* BEGIN INPUT *

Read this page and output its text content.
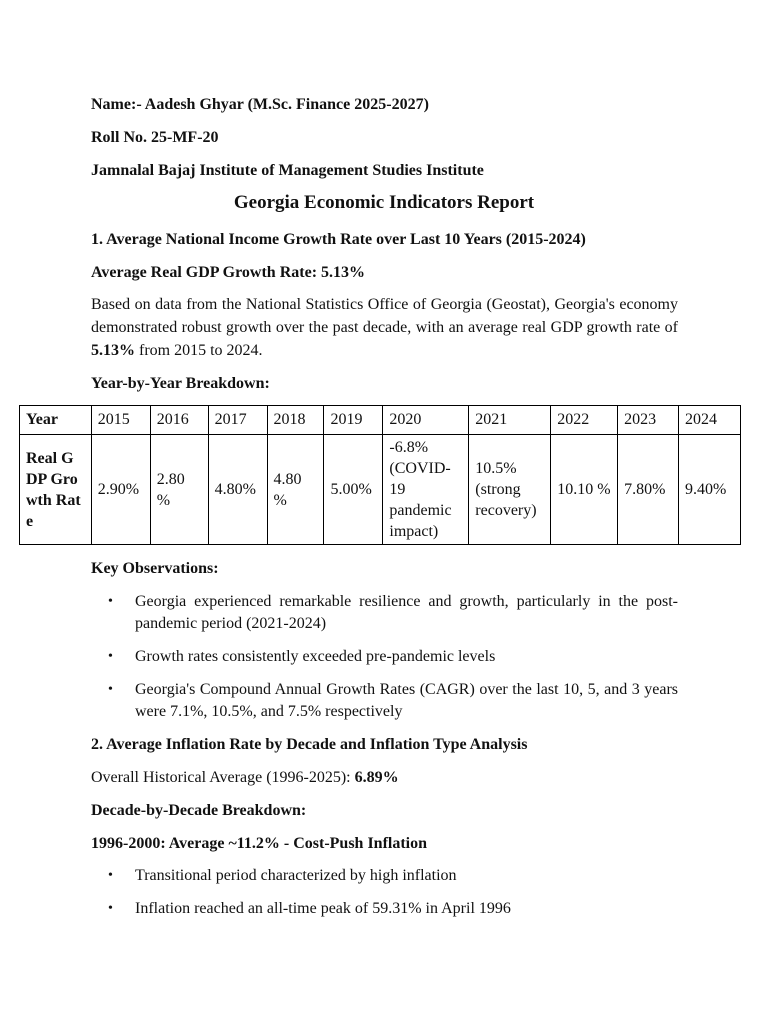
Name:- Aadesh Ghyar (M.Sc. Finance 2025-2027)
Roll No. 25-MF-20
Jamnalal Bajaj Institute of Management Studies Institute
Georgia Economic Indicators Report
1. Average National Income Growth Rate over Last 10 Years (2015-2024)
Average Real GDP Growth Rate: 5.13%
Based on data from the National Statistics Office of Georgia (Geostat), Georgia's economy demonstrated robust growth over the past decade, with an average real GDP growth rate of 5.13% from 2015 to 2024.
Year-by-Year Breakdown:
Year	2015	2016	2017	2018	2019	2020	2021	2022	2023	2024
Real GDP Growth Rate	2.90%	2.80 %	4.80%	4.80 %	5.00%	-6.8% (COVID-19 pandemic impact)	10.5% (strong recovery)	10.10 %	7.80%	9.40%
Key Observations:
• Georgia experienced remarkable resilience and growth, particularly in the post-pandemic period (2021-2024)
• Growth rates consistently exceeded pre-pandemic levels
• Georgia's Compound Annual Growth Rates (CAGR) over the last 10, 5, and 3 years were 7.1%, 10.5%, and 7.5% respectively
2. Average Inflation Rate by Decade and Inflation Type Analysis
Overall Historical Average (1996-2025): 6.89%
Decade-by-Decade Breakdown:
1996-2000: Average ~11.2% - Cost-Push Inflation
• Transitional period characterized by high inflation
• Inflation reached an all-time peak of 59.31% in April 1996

* END INPUT *

■ **WHAT YOU WILL DO**: Print all of the records shown above exactly, leaving out each picture.

■ **CORRECT ANSWER**:
Read this page and output its text content.
Name:- Aadesh Ghyar (M.Sc. Finance 2025-2027)
Roll No. 25-MF-20
Jamnalal Bajaj Institute of Management Studies Institute
Georgia Economic Indicators Report
1. Average National Income Growth Rate over Last 10 Years (2015-2024)
Average Real GDP Growth Rate: 5.13%
Based on data from the National Statistics Office of Georgia (Geostat), Georgia's economy demonstrated robust growth over the past decade, with an average real GDP growth rate of 5.13% from 2015 to 2024.
Year-by-Year Breakdown:
Year	2015	2016	2017	2018	2019	2020	2021	2022	2023	2024
Real GDP Growth Rate	2.90%	2.80 %	4.80%	4.80 %	5.00%	-6.8% (COVID-19 pandemic impact)	10.5% (strong recovery)	10.10 %	7.80%	9.40%
Key Observations:
• Georgia experienced remarkable resilience and growth, particularly in the post-pandemic period (2021-2024)
• Growth rates consistently exceeded pre-pandemic levels
• Georgia's Compound Annual Growth Rates (CAGR) over the last 10, 5, and 3 years were 7.1%, 10.5%, and 7.5% respectively
2. Average Inflation Rate by Decade and Inflation Type Analysis
Overall Historical Average (1996-2025): 6.89%
Decade-by-Decade Breakdown:
1996-2000: Average ~11.2% - Cost-Push Inflation
• Transitional period characterized by high inflation
• Inflation reached an all-time peak of 59.31% in April 1996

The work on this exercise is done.